- [DIRECTIONS FOR THIS TASK]:
Copy the rows from the start down through the line containing "layout-icon[interactable] — [266, 50, 283, 67]", replacing "Spark Advance" with "Ignition Timing" and leaving everything else unchanged.

⟨

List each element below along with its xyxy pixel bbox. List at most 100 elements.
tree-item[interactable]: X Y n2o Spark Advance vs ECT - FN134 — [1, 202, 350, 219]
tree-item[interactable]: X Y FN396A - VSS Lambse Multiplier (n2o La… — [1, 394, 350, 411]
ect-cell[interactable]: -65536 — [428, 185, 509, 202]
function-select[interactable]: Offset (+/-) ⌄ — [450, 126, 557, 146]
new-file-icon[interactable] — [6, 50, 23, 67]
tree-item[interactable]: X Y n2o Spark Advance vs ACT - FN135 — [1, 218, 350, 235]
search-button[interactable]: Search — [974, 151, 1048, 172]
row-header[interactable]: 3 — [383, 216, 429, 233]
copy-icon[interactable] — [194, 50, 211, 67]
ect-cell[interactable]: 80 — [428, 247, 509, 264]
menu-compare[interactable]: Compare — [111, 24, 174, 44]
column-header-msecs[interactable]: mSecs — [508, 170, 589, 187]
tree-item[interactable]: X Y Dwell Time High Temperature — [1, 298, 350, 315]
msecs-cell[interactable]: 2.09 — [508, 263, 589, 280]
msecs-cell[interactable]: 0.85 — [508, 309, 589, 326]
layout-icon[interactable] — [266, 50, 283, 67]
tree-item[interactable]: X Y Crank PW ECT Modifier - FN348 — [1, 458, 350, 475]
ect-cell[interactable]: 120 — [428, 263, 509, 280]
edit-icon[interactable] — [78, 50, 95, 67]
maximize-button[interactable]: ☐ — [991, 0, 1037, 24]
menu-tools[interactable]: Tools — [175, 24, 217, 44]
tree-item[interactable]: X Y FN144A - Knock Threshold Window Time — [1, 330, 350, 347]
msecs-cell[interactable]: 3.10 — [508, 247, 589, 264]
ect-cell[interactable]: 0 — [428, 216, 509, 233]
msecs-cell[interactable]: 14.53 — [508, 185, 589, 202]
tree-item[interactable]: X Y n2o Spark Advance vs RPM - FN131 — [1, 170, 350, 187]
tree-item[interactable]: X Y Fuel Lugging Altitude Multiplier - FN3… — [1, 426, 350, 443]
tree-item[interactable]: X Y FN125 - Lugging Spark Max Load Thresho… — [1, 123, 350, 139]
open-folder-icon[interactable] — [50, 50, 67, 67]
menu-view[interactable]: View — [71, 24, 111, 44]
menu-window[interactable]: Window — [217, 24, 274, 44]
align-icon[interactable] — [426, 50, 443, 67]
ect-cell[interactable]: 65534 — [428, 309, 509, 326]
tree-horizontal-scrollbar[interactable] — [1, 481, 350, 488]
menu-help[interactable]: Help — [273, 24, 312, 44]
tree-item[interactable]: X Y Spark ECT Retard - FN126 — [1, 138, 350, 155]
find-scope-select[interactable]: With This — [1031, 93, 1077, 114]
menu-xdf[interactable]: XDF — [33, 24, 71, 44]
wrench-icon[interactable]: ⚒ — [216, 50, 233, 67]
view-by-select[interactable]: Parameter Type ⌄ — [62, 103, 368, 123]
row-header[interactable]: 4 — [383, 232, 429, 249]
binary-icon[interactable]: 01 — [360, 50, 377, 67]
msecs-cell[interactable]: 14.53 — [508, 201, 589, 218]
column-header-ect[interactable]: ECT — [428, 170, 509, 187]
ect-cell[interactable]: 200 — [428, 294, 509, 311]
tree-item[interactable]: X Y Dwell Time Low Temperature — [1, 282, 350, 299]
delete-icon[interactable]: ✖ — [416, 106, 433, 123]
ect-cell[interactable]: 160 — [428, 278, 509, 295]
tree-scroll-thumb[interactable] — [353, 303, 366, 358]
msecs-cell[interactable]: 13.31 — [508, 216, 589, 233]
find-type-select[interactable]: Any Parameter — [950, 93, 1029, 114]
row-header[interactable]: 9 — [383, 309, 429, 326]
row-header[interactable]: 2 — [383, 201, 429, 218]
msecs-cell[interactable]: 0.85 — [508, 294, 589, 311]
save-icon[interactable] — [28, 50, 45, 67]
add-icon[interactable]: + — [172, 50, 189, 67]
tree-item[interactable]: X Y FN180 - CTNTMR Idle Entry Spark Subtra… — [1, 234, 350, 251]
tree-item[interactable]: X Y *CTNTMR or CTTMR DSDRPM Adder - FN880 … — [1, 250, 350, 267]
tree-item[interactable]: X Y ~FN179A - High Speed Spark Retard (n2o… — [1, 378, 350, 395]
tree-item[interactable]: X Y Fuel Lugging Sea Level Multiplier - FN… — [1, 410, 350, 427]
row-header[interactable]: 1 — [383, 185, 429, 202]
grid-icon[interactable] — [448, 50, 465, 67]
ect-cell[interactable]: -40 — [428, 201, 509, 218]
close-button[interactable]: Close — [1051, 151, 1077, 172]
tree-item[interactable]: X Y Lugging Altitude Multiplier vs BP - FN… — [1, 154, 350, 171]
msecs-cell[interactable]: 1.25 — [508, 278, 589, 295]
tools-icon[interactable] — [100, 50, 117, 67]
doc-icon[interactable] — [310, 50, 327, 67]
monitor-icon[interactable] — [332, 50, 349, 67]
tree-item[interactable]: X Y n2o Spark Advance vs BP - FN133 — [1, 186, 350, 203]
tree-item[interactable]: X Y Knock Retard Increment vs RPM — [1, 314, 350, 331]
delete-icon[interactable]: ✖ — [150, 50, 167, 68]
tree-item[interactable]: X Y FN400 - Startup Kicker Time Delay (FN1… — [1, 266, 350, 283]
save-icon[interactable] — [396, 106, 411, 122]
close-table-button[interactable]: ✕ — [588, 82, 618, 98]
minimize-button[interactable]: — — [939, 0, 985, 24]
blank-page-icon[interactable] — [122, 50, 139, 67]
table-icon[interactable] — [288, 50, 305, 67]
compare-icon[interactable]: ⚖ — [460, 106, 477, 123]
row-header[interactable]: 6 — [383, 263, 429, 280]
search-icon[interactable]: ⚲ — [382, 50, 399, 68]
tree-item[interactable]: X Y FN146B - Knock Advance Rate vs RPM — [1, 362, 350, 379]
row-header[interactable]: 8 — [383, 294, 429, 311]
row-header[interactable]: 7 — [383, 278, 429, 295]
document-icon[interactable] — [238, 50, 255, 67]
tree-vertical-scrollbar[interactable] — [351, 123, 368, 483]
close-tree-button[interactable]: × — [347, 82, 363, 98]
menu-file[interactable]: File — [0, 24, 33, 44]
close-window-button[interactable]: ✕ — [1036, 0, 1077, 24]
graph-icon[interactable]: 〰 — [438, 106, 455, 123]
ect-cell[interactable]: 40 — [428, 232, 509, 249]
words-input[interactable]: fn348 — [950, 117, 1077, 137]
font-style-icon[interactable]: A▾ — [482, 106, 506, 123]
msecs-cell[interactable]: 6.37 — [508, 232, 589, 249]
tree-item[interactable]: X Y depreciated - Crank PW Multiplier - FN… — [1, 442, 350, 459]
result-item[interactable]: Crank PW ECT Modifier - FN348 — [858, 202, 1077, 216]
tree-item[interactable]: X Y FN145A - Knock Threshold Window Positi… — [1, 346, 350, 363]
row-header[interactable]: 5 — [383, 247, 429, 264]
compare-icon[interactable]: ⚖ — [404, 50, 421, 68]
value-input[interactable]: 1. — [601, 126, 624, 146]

⟩

- [WRITTEN REPLY]:
List each element below along with its xyxy pixel bbox. List at most 100 elements.
tree-item[interactable]: X Y n2o Ignition Timing vs ECT - FN134 — [1, 202, 350, 219]
tree-item[interactable]: X Y FN396A - VSS Lambse Multiplier (n2o La… — [1, 394, 350, 411]
ect-cell[interactable]: -65536 — [428, 185, 509, 202]
function-select[interactable]: Offset (+/-) ⌄ — [450, 126, 557, 146]
new-file-icon[interactable] — [6, 50, 23, 67]
tree-item[interactable]: X Y n2o Ignition Timing vs ACT - FN135 — [1, 218, 350, 235]
search-button[interactable]: Search — [974, 151, 1048, 172]
row-header[interactable]: 3 — [383, 216, 429, 233]
copy-icon[interactable] — [194, 50, 211, 67]
ect-cell[interactable]: 80 — [428, 247, 509, 264]
menu-compare[interactable]: Compare — [111, 24, 174, 44]
column-header-msecs[interactable]: mSecs — [508, 170, 589, 187]
tree-item[interactable]: X Y Dwell Time High Temperature — [1, 298, 350, 315]
msecs-cell[interactable]: 2.09 — [508, 263, 589, 280]
msecs-cell[interactable]: 0.85 — [508, 309, 589, 326]
layout-icon[interactable] — [266, 50, 283, 67]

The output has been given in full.